_GIVEN REQUEST_. Retype the whole listing, please, keeping every line exact and dropping the pictures.

_RECORDS TO PROCESS_.
------------------------------

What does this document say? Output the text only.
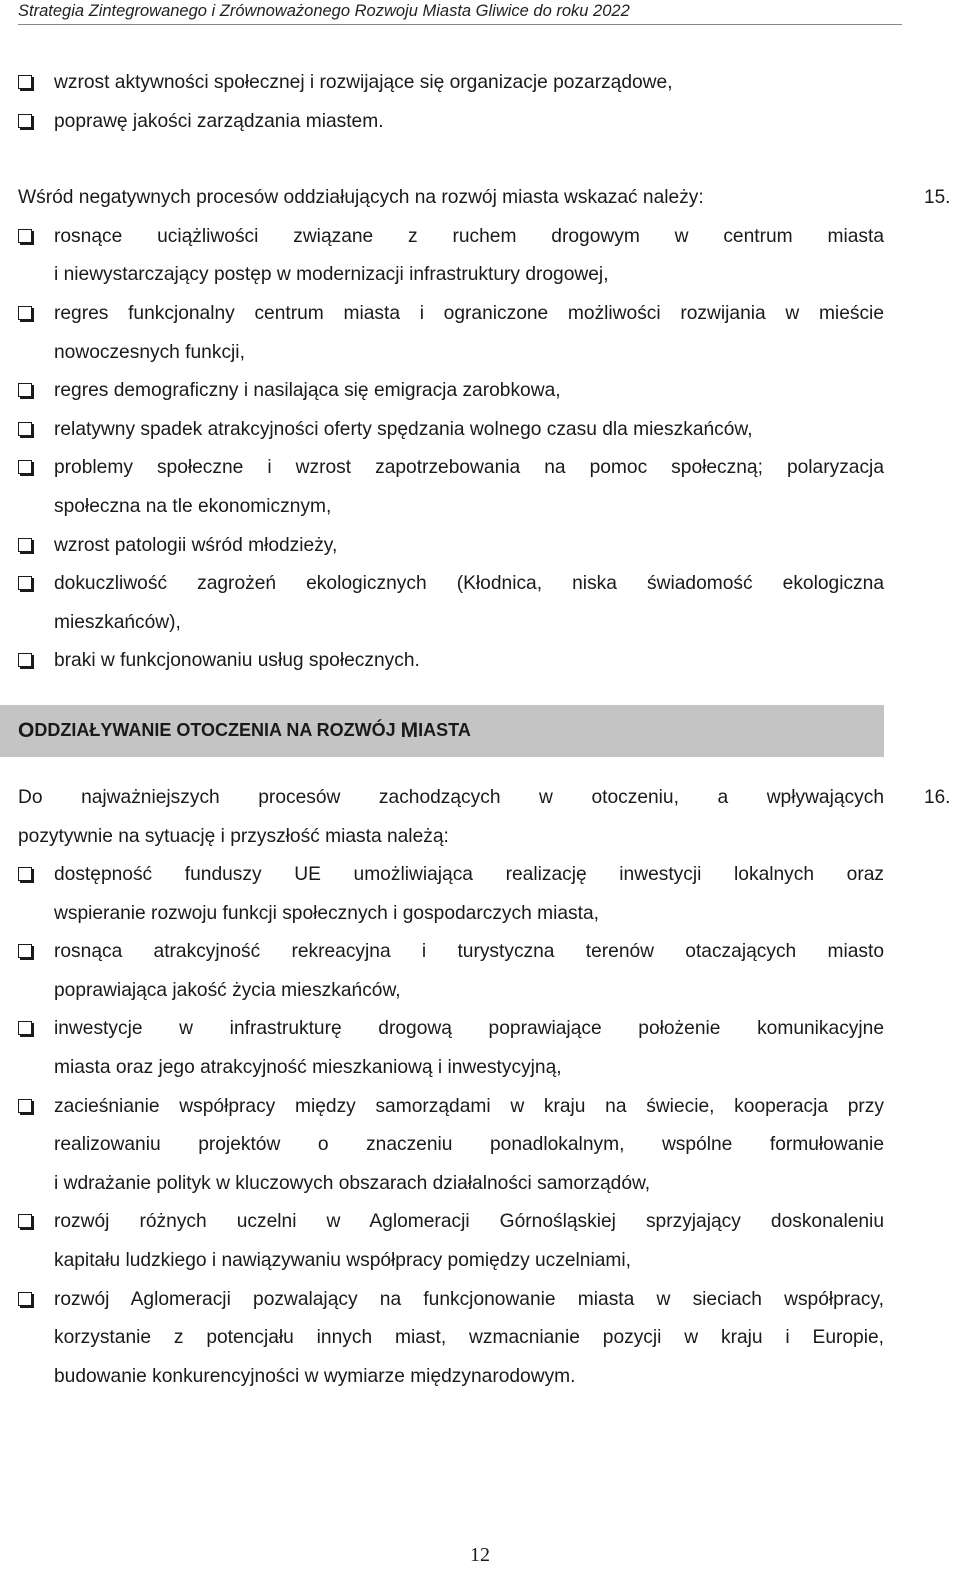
Strategia Zintegrowanego i Zrównoważonego Rozwoju Miasta Gliwice do roku 2022
wzrost aktywności społecznej i rozwijające się organizacje pozarządowe,
poprawę jakości zarządzania miastem.
Wśród negatywnych procesów oddziałujących na rozwój miasta wskazać należy:	15.
rosnące uciążliwości związane z ruchem drogowym w centrum miasta
i niewystarczający postęp w modernizacji infrastruktury drogowej,
regres funkcjonalny centrum miasta i ograniczone możliwości rozwijania w mieście
nowoczesnych funkcji,
regres demograficzny i nasilająca się emigracja zarobkowa,
relatywny spadek atrakcyjności oferty spędzania wolnego czasu dla mieszkańców,
problemy społeczne i wzrost zapotrzebowania na pomoc społeczną; polaryzacja
społeczna na tle ekonomicznym,
wzrost patologii wśród młodzieży,
dokuczliwość zagrożeń ekologicznych (Kłodnica, niska świadomość ekologiczna
mieszkańców),
braki w funkcjonowaniu usług społecznych.
O DDZIAŁYWANIE OTOCZENIA NA ROZWÓJ M IASTA
Do najważniejszych procesów zachodzących w otoczeniu, a wpływających
pozytywnie na sytuację i przyszłość miasta należą:
16.
dostępność funduszy UE umożliwiająca realizację inwestycji lokalnych oraz
wspieranie rozwoju funkcji społecznych i gospodarczych miasta,
rosnąca atrakcyjność rekreacyjna i turystyczna terenów otaczających miasto
poprawiająca jakość życia mieszkańców,
inwestycje w infrastrukturę drogową poprawiające położenie komunikacyjne
miasta oraz jego atrakcyjność mieszkaniową i inwestycyjną,
zacieśnianie współpracy między samorządami w kraju na świecie, kooperacja przy
realizowaniu projektów o znaczeniu ponadlokalnym, wspólne formułowanie
i wdrażanie polityk w kluczowych obszarach działalności samorządów,
rozwój różnych uczelni w Aglomeracji Górnośląskiej sprzyjający doskonaleniu
kapitału ludzkiego i nawiązywaniu współpracy pomiędzy uczelniami,
rozwój Aglomeracji pozwalający na funkcjonowanie miasta w sieciach współpracy,
korzystanie z potencjału innych miast, wzmacnianie pozycji w kraju i Europie,
budowanie konkurencyjności w wymiarze międzynarodowym.
12
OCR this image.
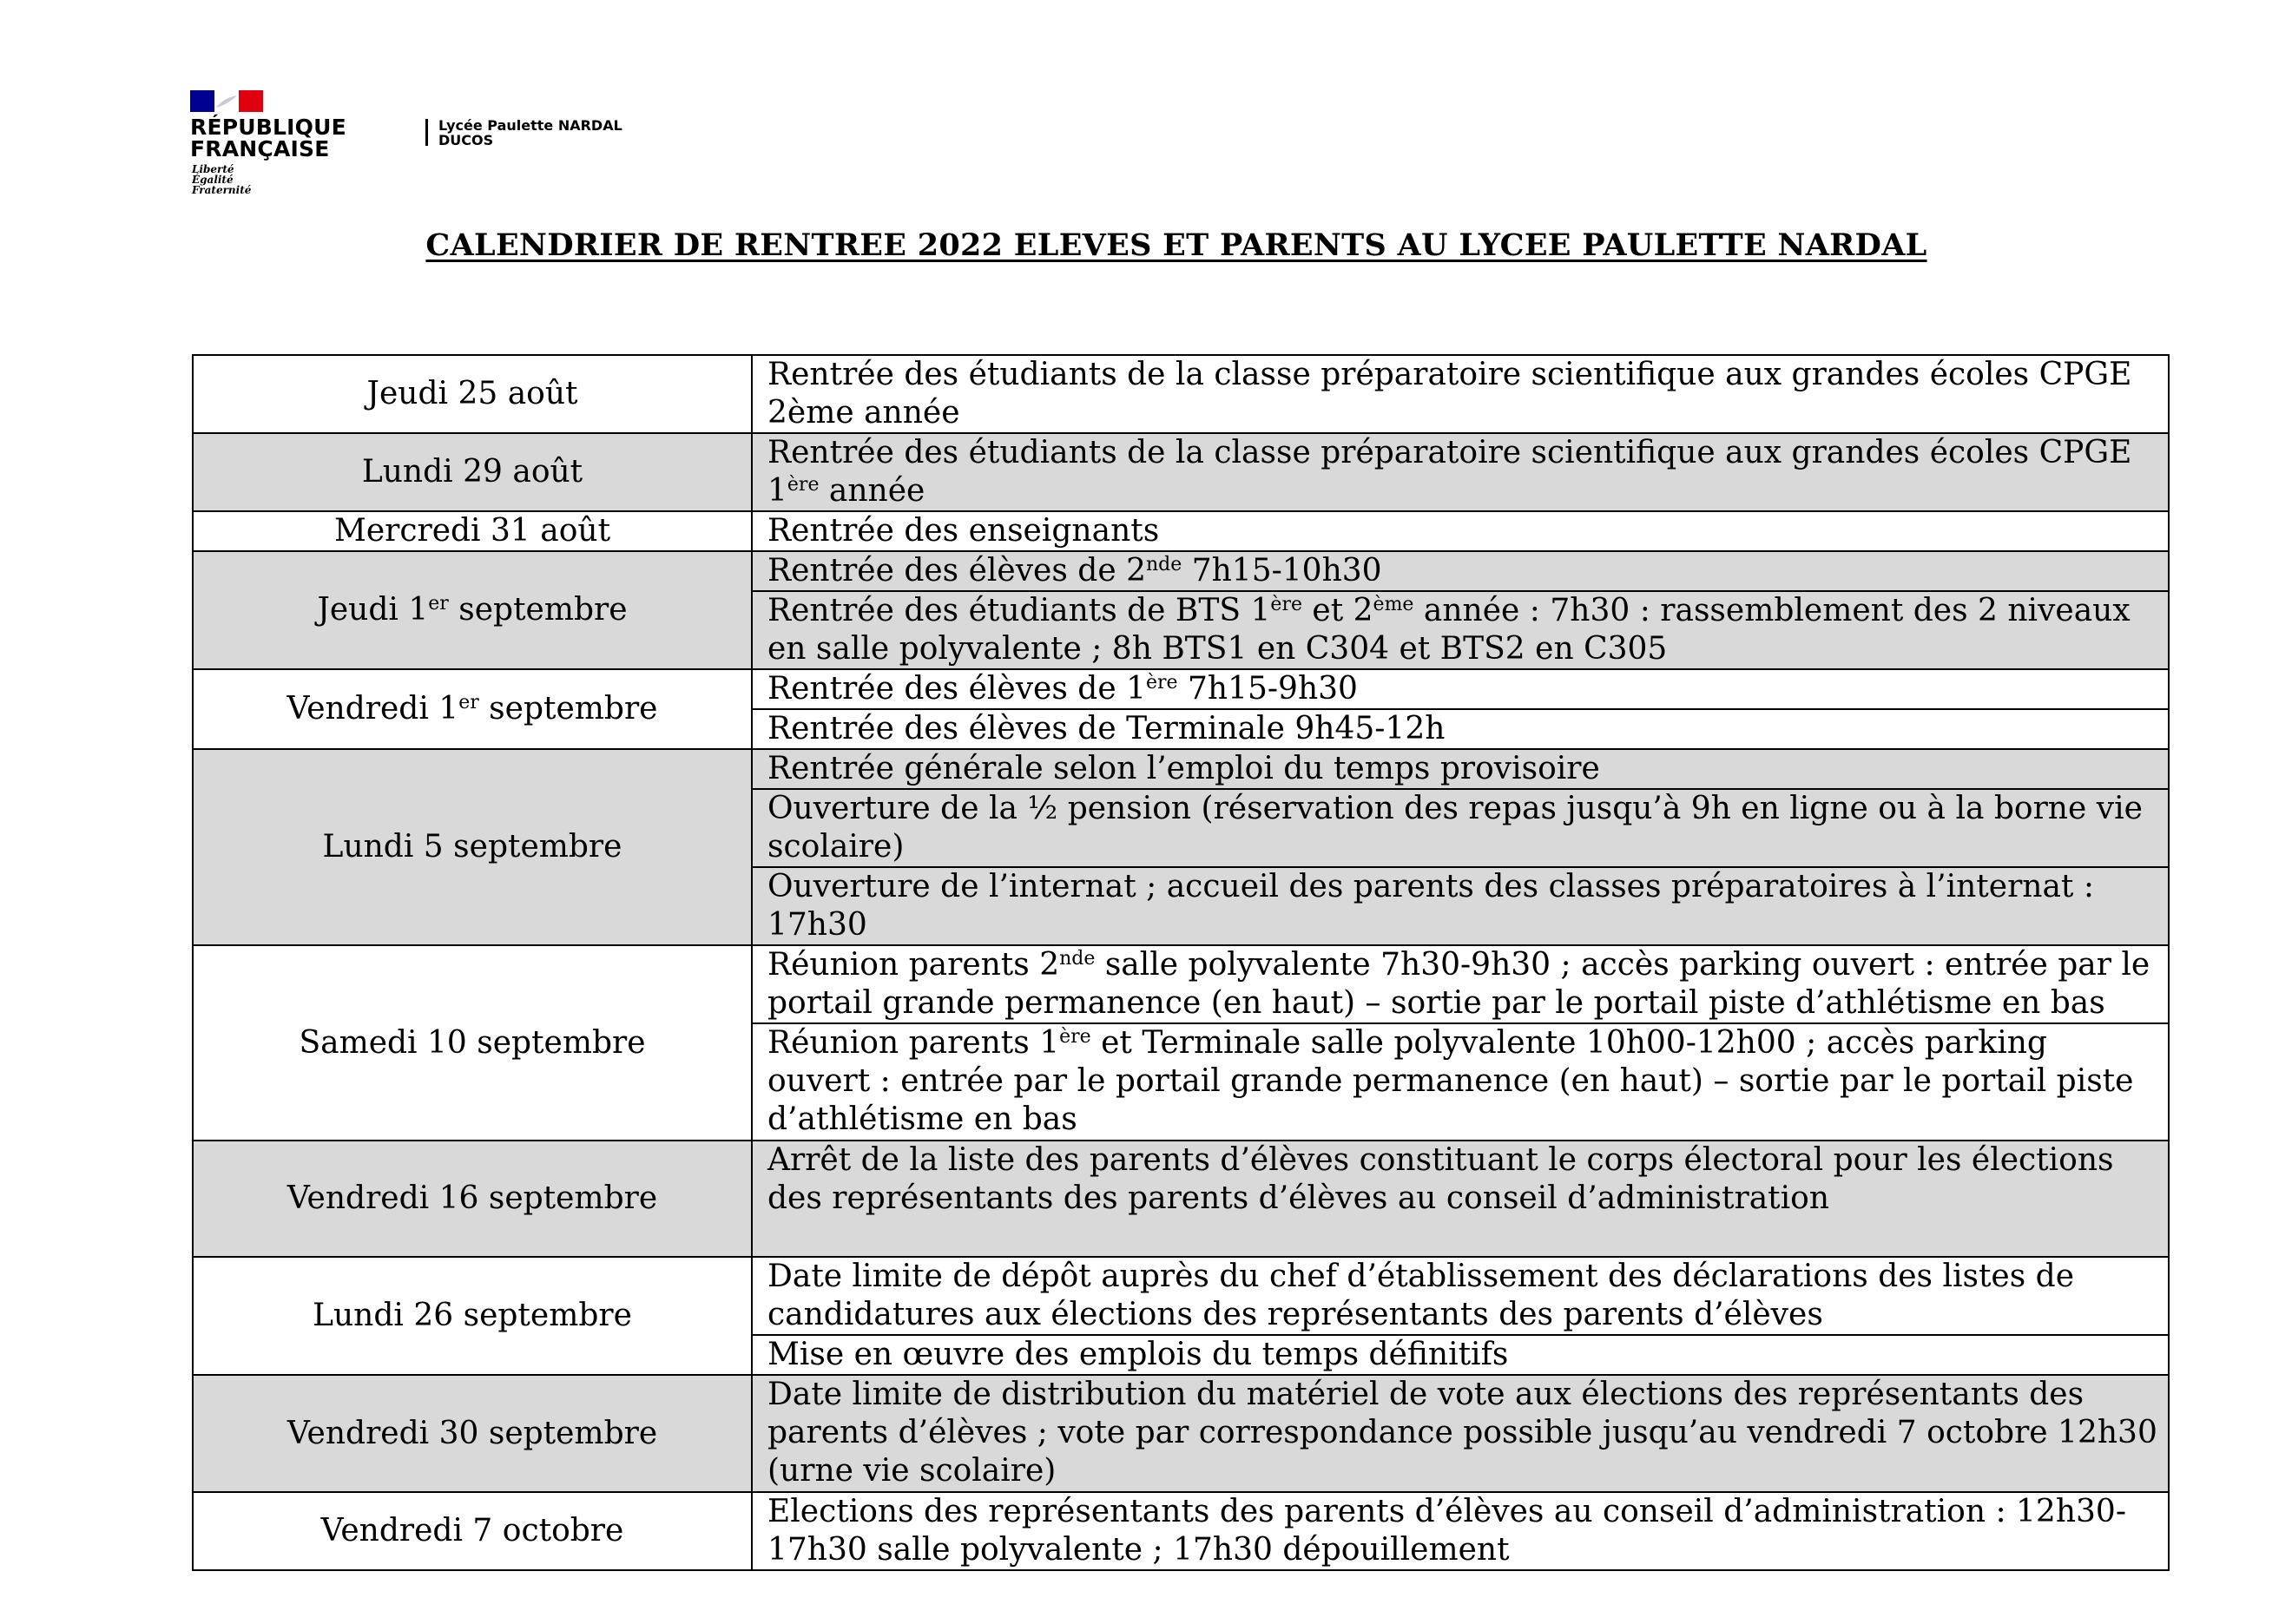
RÉPUBLIQUE
FRANÇAISE
Liberté
Égalité
Fraternité
Lycée Paulette NARDAL
DUCOS
CALENDRIER DE RENTREE 2022 ELEVES ET PARENTS AU LYCEE PAULETTE NARDAL
Jeudi 25 août	Rentrée des étudiants de la classe préparatoire scientifique aux grandes écoles CPGE 2ème année
Lundi 29 août	Rentrée des étudiants de la classe préparatoire scientifique aux grandes écoles CPGE 1ère année
Mercredi 31 août	Rentrée des enseignants
Jeudi 1er septembre	Rentrée des élèves de 2nde 7h15-10h30
	Rentrée des étudiants de BTS 1ère et 2ème année : 7h30 : rassemblement des 2 niveaux en salle polyvalente ; 8h BTS1 en C304 et BTS2 en C305
Vendredi 1er septembre	Rentrée des élèves de 1ère 7h15-9h30
	Rentrée des élèves de Terminale 9h45-12h
Lundi 5 septembre	Rentrée générale selon l’emploi du temps provisoire
	Ouverture de la ½ pension (réservation des repas jusqu’à 9h en ligne ou à la borne vie scolaire)
	Ouverture de l’internat ; accueil des parents des classes préparatoires à l’internat : 17h30
Samedi 10 septembre	Réunion parents 2nde salle polyvalente 7h30-9h30 ; accès parking ouvert : entrée par le portail grande permanence (en haut) – sortie par le portail piste d’athlétisme en bas
	Réunion parents 1ère et Terminale salle polyvalente 10h00-12h00 ; accès parking ouvert : entrée par le portail grande permanence (en haut) – sortie par le portail piste d’athlétisme en bas
Vendredi 16 septembre	Arrêt de la liste des parents d’élèves constituant le corps électoral pour les élections des représentants des parents d’élèves au conseil d’administration
Lundi 26 septembre	Date limite de dépôt auprès du chef d’établissement des déclarations des listes de candidatures aux élections des représentants des parents d’élèves
	Mise en œuvre des emplois du temps définitifs
Vendredi 30 septembre	Date limite de distribution du matériel de vote aux élections des représentants des parents d’élèves ; vote par correspondance possible jusqu’au vendredi 7 octobre 12h30 (urne vie scolaire)
Vendredi 7 octobre	Elections des représentants des parents d’élèves au conseil d’administration : 12h30-17h30 salle polyvalente ; 17h30 dépouillement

------------------------------

_EXERCISE SOLUTION_.
What does this document say? Output the text only.
Strategia Zintegrowanego i Zrównoważonego Rozwoju Miasta Gliwice do roku 2022
wzrost aktywności społecznej i rozwijające się organizacje pozarządowe,
poprawę jakości zarządzania miastem.
Wśród negatywnych procesów oddziałujących na rozwój miasta wskazać należy:	15.
rosnące uciążliwości związane z ruchem drogowym w centrum miasta
i niewystarczający postęp w modernizacji infrastruktury drogowej,
regres funkcjonalny centrum miasta i ograniczone możliwości rozwijania w mieście
nowoczesnych funkcji,
regres demograficzny i nasilająca się emigracja zarobkowa,
relatywny spadek atrakcyjności oferty spędzania wolnego czasu dla mieszkańców,
problemy społeczne i wzrost zapotrzebowania na pomoc społeczną; polaryzacja
społeczna na tle ekonomicznym,
wzrost patologii wśród młodzieży,
dokuczliwość zagrożeń ekologicznych (Kłodnica, niska świadomość ekologiczna
mieszkańców),
braki w funkcjonowaniu usług społecznych.
O DDZIAŁYWANIE OTOCZENIA NA ROZWÓJ M IASTA
Do najważniejszych procesów zachodzących w otoczeniu, a wpływających
pozytywnie na sytuację i przyszłość miasta należą:
16.
dostępność funduszy UE umożliwiająca realizację inwestycji lokalnych oraz
wspieranie rozwoju funkcji społecznych i gospodarczych miasta,
rosnąca atrakcyjność rekreacyjna i turystyczna terenów otaczających miasto
poprawiająca jakość życia mieszkańców,
inwestycje w infrastrukturę drogową poprawiające położenie komunikacyjne
miasta oraz jego atrakcyjność mieszkaniową i inwestycyjną,
zacieśnianie współpracy między samorządami w kraju na świecie, kooperacja przy
realizowaniu projektów o znaczeniu ponadlokalnym, wspólne formułowanie
i wdrażanie polityk w kluczowych obszarach działalności samorządów,
rozwój różnych uczelni w Aglomeracji Górnośląskiej sprzyjający doskonaleniu
kapitału ludzkiego i nawiązywaniu współpracy pomiędzy uczelniami,
rozwój Aglomeracji pozwalający na funkcjonowanie miasta w sieciach współpracy,
korzystanie z potencjału innych miast, wzmacnianie pozycji w kraju i Europie,
budowanie konkurencyjności w wymiarze międzynarodowym.
12
OCR this image.
RÉPUBLIQUE
FRANÇAISE
Liberté
Égalité
Fraternité
Lycée Paulette NARDAL
DUCOS
CALENDRIER DE RENTREE 2022 ELEVES ET PARENTS AU LYCEE PAULETTE NARDAL
Jeudi 25 août	Rentrée des étudiants de la classe préparatoire scientifique aux grandes écoles CPGE 2ème année
Lundi 29 août	Rentrée des étudiants de la classe préparatoire scientifique aux grandes écoles CPGE 1ère année
Mercredi 31 août	Rentrée des enseignants
Jeudi 1er septembre	Rentrée des élèves de 2nde 7h15-10h30
	Rentrée des étudiants de BTS 1ère et 2ème année : 7h30 : rassemblement des 2 niveaux en salle polyvalente ; 8h BTS1 en C304 et BTS2 en C305
Vendredi 1er septembre	Rentrée des élèves de 1ère 7h15-9h30
	Rentrée des élèves de Terminale 9h45-12h
Lundi 5 septembre	Rentrée générale selon l’emploi du temps provisoire
	Ouverture de la ½ pension (réservation des repas jusqu’à 9h en ligne ou à la borne vie scolaire)
	Ouverture de l’internat ; accueil des parents des classes préparatoires à l’internat : 17h30
Samedi 10 septembre	Réunion parents 2nde salle polyvalente 7h30-9h30 ; accès parking ouvert : entrée par le portail grande permanence (en haut) – sortie par le portail piste d’athlétisme en bas
	Réunion parents 1ère et Terminale salle polyvalente 10h00-12h00 ; accès parking ouvert : entrée par le portail grande permanence (en haut) – sortie par le portail piste d’athlétisme en bas
Vendredi 16 septembre	Arrêt de la liste des parents d’élèves constituant le corps électoral pour les élections des représentants des parents d’élèves au conseil d’administration
Lundi 26 septembre	Date limite de dépôt auprès du chef d’établissement des déclarations des listes de candidatures aux élections des représentants des parents d’élèves
	Mise en œuvre des emplois du temps définitifs
Vendredi 30 septembre	Date limite de distribution du matériel de vote aux élections des représentants des parents d’élèves ; vote par correspondance possible jusqu’au vendredi 7 octobre 12h30 (urne vie scolaire)
Vendredi 7 octobre	Elections des représentants des parents d’élèves au conseil d’administration : 12h30-17h30 salle polyvalente ; 17h30 dépouillement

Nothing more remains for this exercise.